+++ Provided data
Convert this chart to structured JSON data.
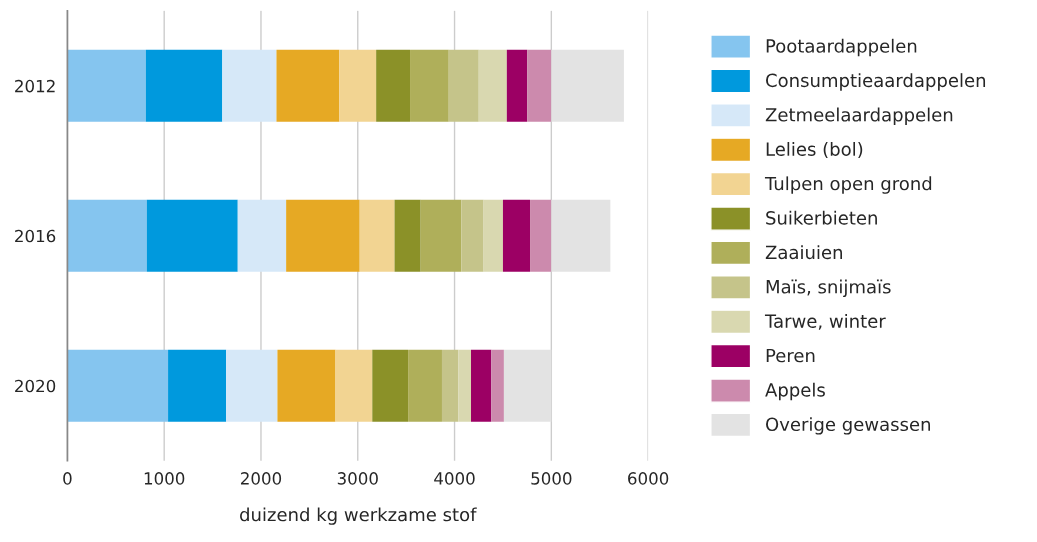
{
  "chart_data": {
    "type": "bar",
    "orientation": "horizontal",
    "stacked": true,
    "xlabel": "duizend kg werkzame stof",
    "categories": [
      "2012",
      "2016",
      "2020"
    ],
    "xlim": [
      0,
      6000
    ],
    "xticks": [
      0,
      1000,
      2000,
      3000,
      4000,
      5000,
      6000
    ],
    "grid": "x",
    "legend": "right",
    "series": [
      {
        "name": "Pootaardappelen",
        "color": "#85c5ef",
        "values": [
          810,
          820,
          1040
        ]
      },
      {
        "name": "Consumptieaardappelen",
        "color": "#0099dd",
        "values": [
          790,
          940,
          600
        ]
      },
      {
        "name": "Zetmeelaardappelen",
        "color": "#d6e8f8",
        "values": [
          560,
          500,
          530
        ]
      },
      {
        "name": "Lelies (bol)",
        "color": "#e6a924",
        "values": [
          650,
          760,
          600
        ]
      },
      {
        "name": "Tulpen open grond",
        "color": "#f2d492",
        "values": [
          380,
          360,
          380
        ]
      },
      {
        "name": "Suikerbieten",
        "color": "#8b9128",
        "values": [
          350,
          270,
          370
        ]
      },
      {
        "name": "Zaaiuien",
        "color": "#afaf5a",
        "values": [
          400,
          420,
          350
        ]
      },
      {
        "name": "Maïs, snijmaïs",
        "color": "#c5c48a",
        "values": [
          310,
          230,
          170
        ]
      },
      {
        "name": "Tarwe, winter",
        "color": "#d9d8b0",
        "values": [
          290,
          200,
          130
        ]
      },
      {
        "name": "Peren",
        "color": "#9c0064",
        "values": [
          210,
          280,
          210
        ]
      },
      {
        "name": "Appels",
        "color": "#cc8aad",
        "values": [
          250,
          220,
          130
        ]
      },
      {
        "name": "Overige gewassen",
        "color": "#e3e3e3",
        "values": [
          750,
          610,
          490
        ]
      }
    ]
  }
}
++++++
Search the lines above for the string "color", then show every one that has it.

In response -
        "color": "#85c5ef",
        "color": "#0099dd",
        "color": "#d6e8f8",
        "color": "#e6a924",
        "color": "#f2d492",
        "color": "#8b9128",
        "color": "#afaf5a",
        "color": "#c5c48a",
        "color": "#d9d8b0",
        "color": "#9c0064",
        "color": "#cc8aad",
        "color": "#e3e3e3",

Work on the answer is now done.